- _DATA LINES_
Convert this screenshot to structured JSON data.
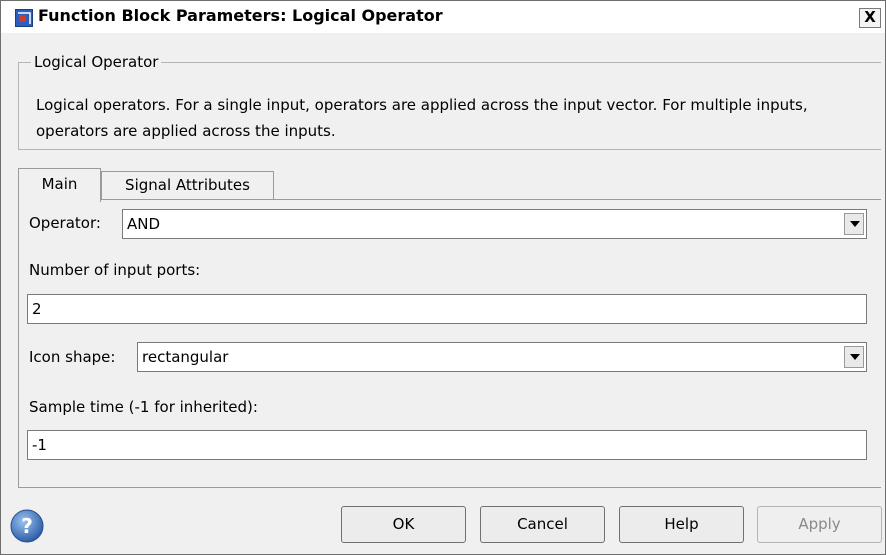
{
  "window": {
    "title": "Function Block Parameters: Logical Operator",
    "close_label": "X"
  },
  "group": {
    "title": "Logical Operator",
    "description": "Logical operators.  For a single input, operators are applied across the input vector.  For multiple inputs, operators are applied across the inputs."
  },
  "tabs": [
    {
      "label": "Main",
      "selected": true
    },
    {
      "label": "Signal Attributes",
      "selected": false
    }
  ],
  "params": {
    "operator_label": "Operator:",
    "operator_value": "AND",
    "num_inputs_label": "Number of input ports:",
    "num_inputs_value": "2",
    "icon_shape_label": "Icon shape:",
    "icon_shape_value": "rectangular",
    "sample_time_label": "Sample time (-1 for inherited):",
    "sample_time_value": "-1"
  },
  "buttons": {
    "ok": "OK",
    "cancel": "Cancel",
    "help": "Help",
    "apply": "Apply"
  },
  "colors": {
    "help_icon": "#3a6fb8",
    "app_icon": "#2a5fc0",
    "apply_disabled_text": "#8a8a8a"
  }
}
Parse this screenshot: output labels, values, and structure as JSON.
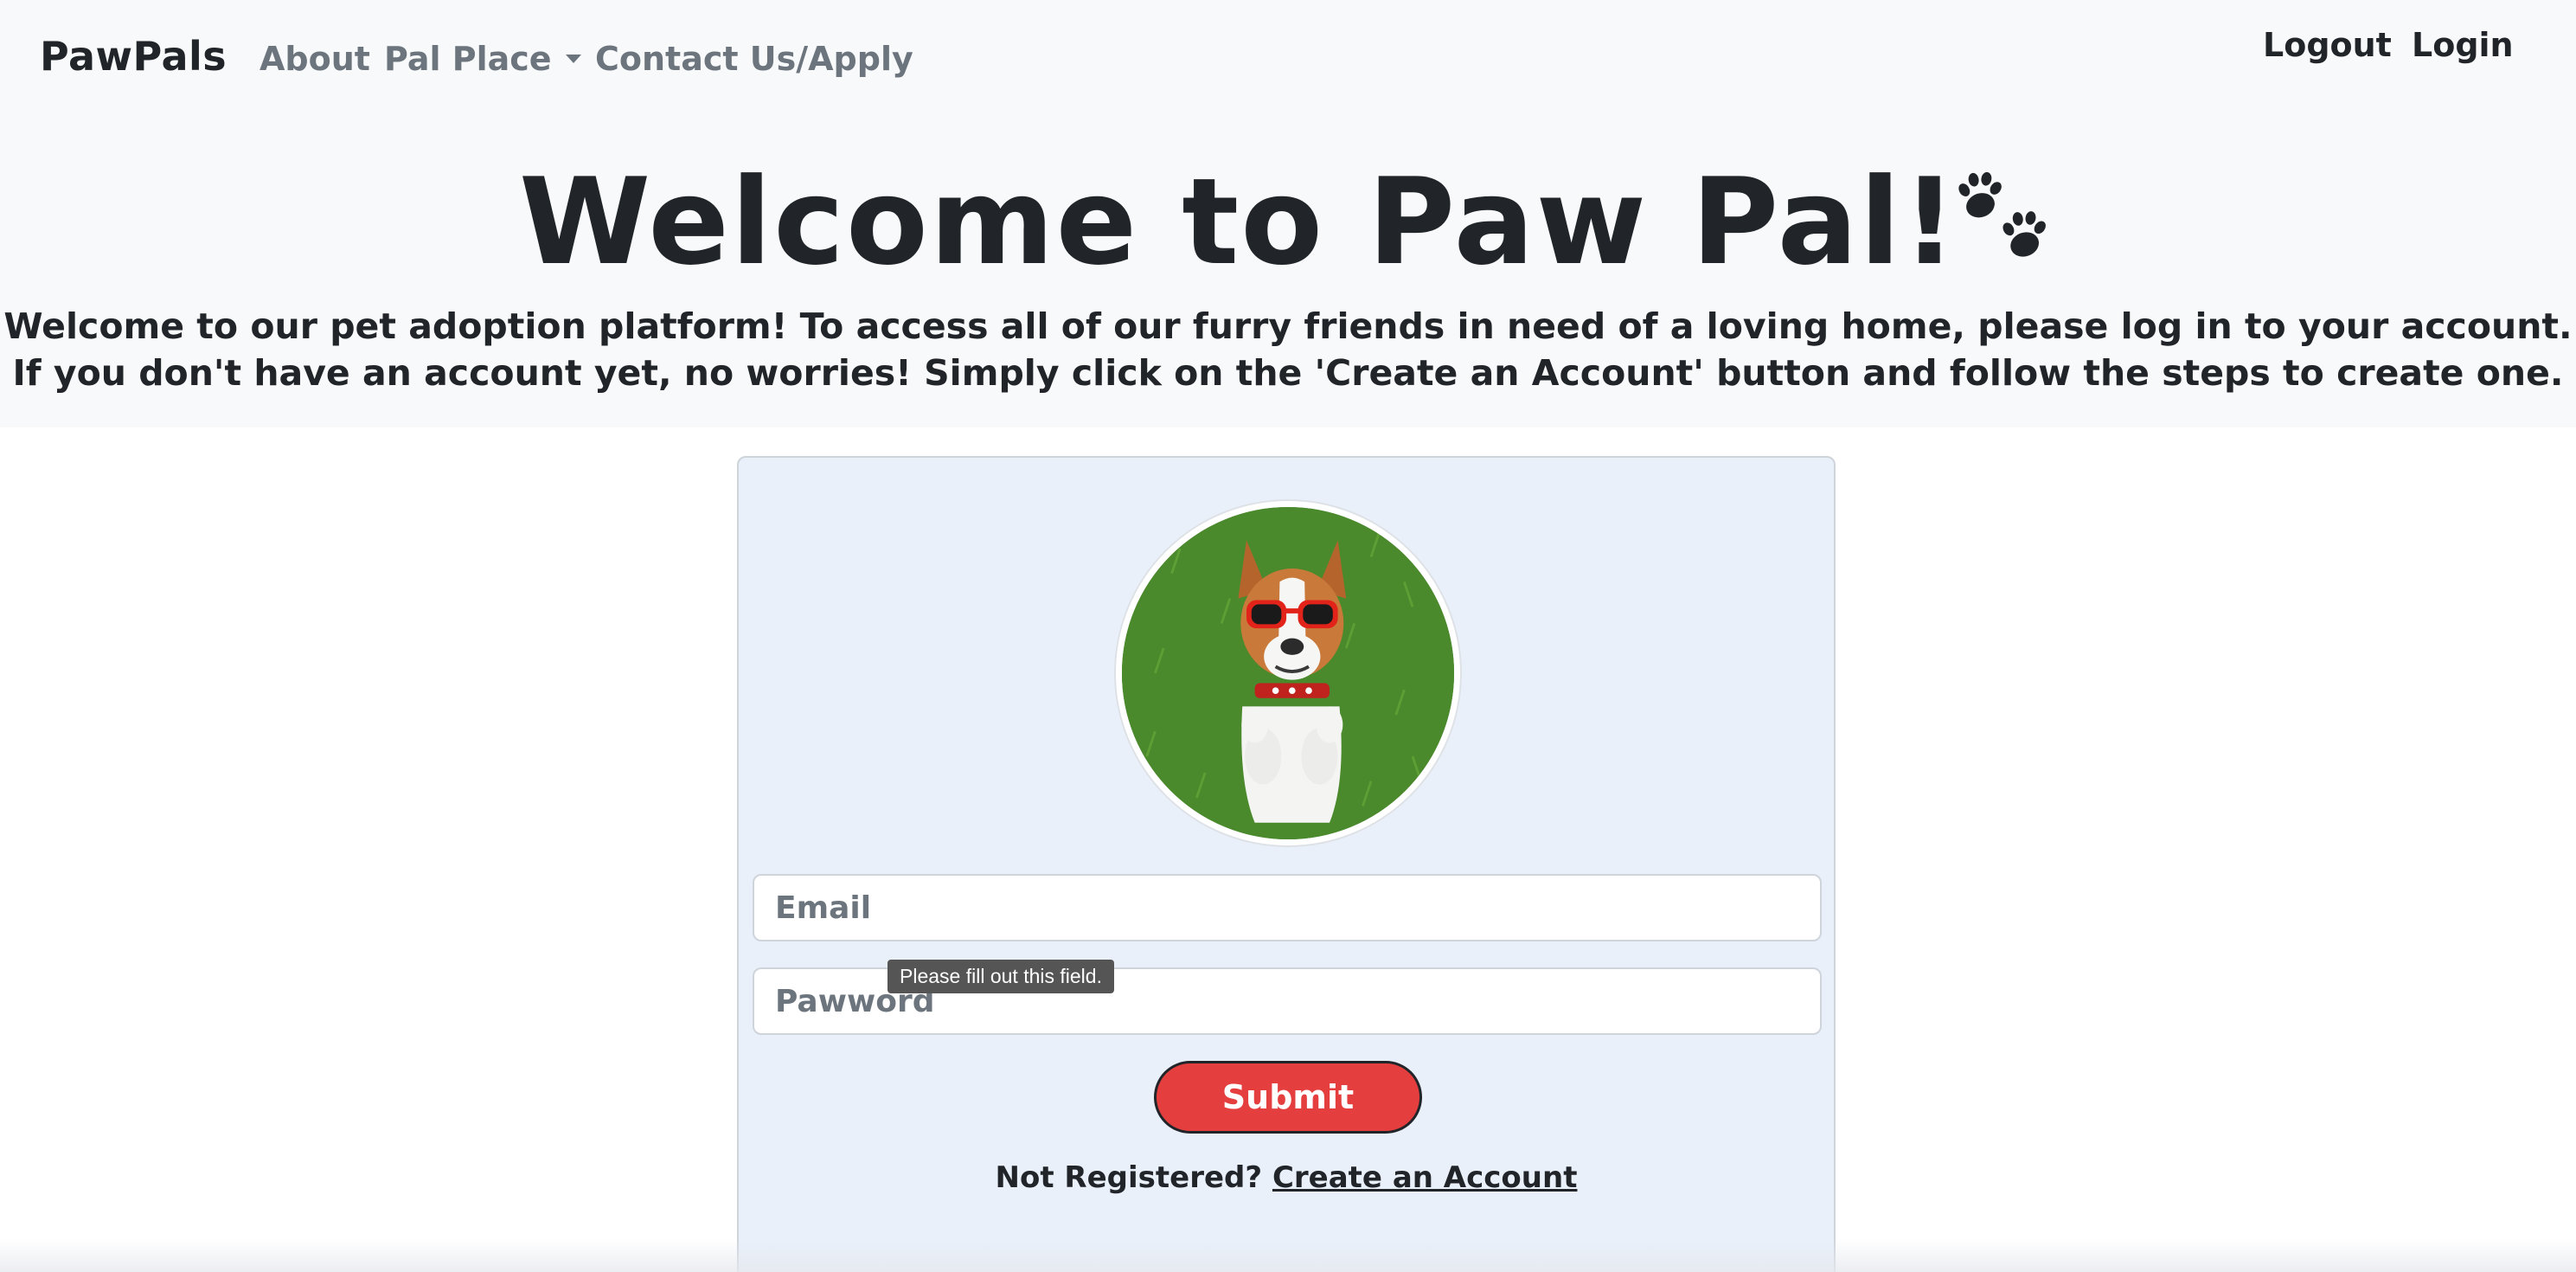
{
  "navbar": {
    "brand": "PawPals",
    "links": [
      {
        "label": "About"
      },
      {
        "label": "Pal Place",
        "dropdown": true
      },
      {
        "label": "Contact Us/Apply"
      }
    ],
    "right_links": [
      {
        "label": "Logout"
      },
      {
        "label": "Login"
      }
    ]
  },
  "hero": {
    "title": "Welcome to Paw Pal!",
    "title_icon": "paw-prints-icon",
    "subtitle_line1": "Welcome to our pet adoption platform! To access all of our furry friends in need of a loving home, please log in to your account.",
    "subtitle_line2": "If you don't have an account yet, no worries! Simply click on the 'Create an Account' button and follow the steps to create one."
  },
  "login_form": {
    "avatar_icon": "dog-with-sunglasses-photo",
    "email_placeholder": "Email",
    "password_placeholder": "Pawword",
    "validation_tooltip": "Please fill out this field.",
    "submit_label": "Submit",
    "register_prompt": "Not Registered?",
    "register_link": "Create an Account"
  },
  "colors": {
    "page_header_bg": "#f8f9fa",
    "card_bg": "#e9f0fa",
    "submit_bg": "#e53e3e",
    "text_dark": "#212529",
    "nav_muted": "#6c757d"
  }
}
* * *
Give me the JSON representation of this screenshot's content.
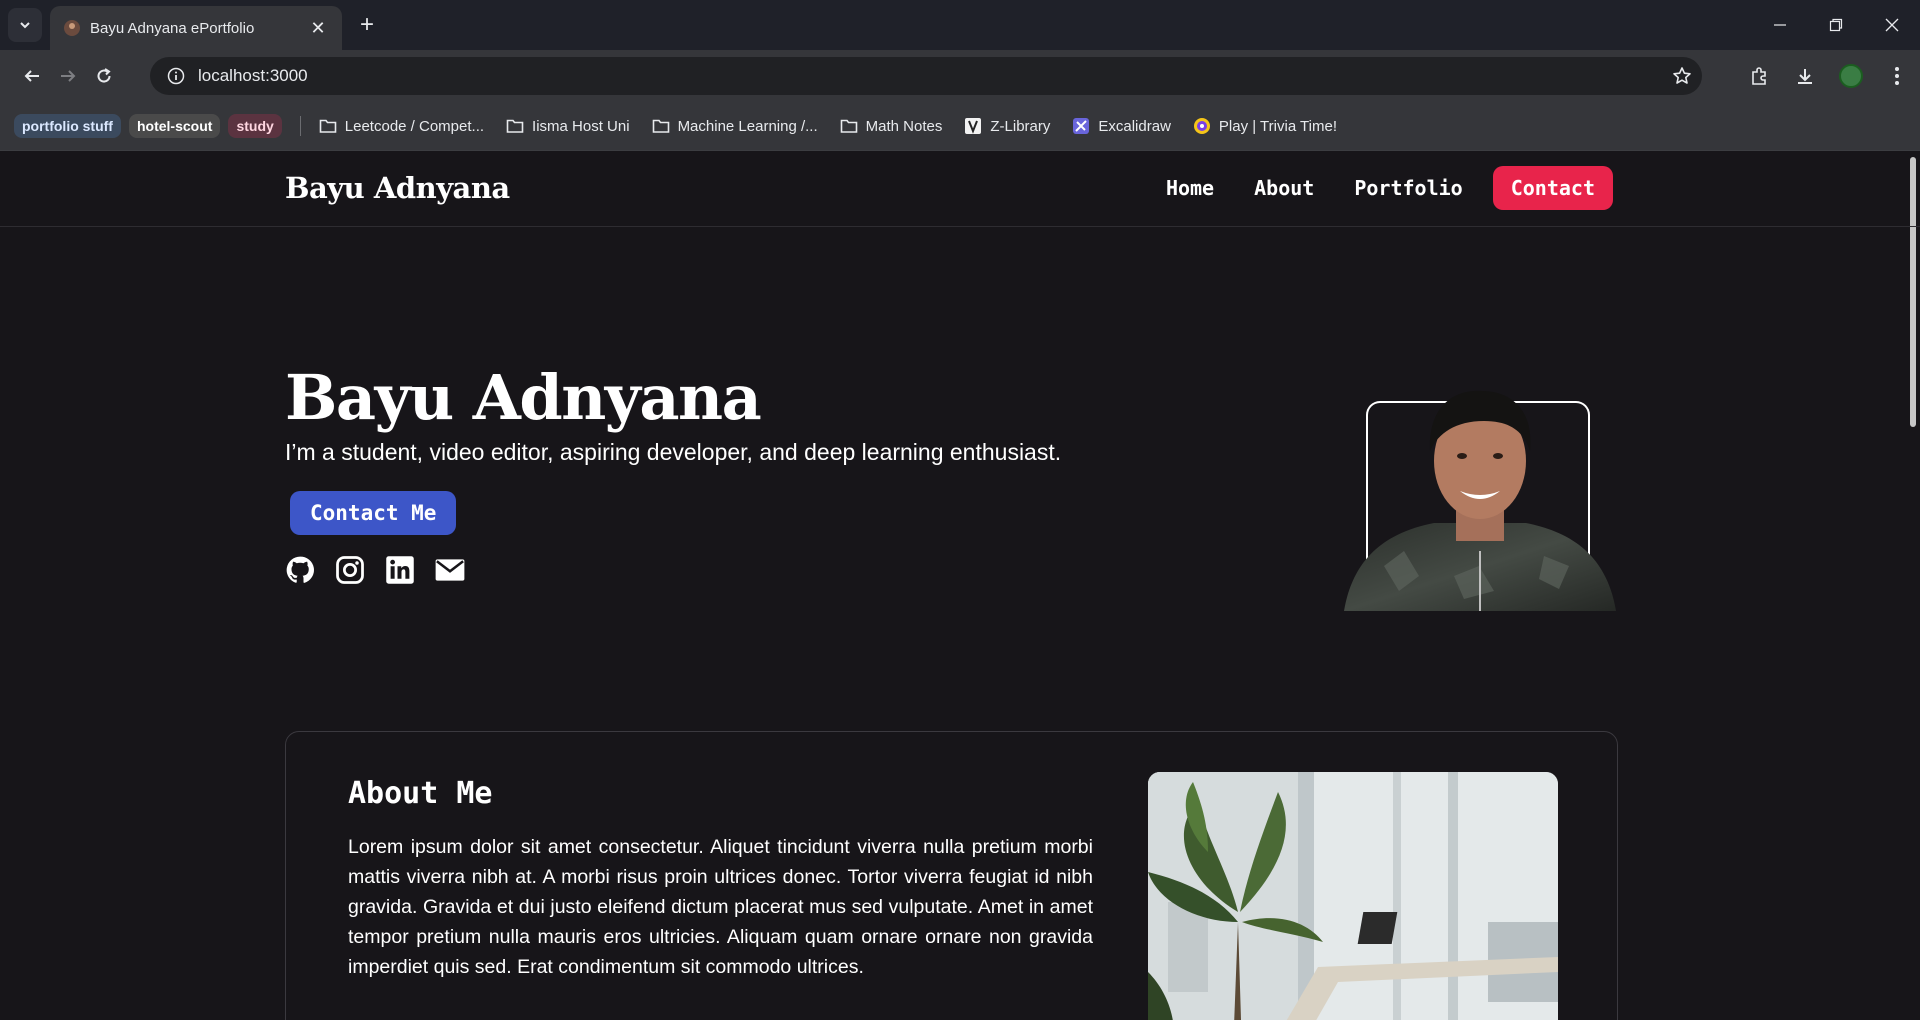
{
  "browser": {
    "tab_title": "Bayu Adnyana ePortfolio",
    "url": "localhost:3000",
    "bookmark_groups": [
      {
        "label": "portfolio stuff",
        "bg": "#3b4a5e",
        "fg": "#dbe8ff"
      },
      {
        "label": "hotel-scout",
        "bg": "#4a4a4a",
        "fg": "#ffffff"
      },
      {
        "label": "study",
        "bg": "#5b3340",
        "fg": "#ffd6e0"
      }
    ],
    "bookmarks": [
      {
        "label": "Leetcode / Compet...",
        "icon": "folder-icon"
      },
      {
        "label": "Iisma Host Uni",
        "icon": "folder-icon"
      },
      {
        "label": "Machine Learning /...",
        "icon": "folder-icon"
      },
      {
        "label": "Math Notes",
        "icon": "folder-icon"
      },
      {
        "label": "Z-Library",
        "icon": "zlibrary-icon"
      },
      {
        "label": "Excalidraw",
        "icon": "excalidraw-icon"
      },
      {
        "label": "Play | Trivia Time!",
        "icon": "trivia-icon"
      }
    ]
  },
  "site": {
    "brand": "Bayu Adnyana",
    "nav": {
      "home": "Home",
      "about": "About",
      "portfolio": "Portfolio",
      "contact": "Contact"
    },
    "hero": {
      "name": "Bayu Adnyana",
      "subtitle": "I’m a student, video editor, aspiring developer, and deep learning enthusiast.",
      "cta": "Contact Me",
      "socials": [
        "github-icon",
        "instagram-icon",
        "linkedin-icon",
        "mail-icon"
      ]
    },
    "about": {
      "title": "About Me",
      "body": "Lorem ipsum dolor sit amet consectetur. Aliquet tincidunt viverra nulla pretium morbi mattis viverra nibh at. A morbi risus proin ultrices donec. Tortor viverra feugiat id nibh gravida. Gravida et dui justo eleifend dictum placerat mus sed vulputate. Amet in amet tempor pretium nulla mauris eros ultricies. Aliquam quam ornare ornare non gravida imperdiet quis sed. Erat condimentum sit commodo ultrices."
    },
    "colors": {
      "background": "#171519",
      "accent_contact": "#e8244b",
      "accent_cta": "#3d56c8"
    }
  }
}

- _PROBLEM REQUIREMENTS_
Look through the data and gather every line with the string "home" in it.

- _EXERCISE SOLUTION_
    "subtitle_line1": "Welcome to our pet adoption platform! To access all of our furry friends in need of a loving home, please log in to your account.",
      "home": "Home",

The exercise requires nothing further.